▶ Task brief
Exactly reproduce each line of the listing that follows.

— START Data in this exercise —

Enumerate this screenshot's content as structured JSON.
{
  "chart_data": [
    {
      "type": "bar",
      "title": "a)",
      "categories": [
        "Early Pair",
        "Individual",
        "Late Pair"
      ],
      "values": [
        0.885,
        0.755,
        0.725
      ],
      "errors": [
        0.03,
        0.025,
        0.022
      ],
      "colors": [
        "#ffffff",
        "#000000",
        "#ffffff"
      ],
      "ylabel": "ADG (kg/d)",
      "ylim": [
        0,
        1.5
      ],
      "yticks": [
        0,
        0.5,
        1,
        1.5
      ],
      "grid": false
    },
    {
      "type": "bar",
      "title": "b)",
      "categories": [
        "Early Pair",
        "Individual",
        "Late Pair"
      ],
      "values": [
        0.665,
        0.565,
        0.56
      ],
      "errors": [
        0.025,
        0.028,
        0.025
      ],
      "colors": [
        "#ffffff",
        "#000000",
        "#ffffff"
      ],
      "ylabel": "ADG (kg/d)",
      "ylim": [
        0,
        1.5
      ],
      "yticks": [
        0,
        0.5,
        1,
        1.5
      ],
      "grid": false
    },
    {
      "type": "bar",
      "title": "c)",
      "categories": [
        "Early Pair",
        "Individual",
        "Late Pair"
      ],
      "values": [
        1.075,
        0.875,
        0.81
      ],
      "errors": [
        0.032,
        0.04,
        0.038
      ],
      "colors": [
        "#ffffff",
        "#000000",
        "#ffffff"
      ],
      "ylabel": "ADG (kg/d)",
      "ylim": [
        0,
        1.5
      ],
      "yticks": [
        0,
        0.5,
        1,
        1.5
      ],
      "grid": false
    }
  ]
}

— END Data in this exercise —

▶ Result of the exercise
Enumerate this screenshot's content as structured JSON.
{
  "chart_data": [
    {
      "type": "bar",
      "title": "a)",
      "categories": [
        "Early Pair",
        "Individual",
        "Late Pair"
      ],
      "values": [
        0.885,
        0.755,
        0.725
      ],
      "errors": [
        0.03,
        0.025,
        0.022
      ],
      "colors": [
        "#ffffff",
        "#000000",
        "#ffffff"
      ],
      "ylabel": "ADG (kg/d)",
      "ylim": [
        0,
        1.5
      ],
      "yticks": [
        0,
        0.5,
        1,
        1.5
      ],
      "grid": false
    },
    {
      "type": "bar",
      "title": "b)",
      "categories": [
        "Early Pair",
        "Individual",
        "Late Pair"
      ],
      "values": [
        0.665,
        0.565,
        0.56
      ],
      "errors": [
        0.025,
        0.028,
        0.025
      ],
      "colors": [
        "#ffffff",
        "#000000",
        "#ffffff"
      ],
      "ylabel": "ADG (kg/d)",
      "ylim": [
        0,
        1.5
      ],
      "yticks": [
        0,
        0.5,
        1,
        1.5
      ],
      "grid": false
    },
    {
      "type": "bar",
      "title": "c)",
      "categories": [
        "Early Pair",
        "Individual",
        "Late Pair"
      ],
      "values": [
        1.075,
        0.875,
        0.81
      ],
      "errors": [
        0.032,
        0.04,
        0.038
      ],
      "colors": [
        "#ffffff",
        "#000000",
        "#ffffff"
      ],
      "ylabel": "ADG (kg/d)",
      "ylim": [
        0,
        1.5
      ],
      "yticks": [
        0,
        0.5,
        1,
        1.5
      ],
      "grid": false
    }
  ]
}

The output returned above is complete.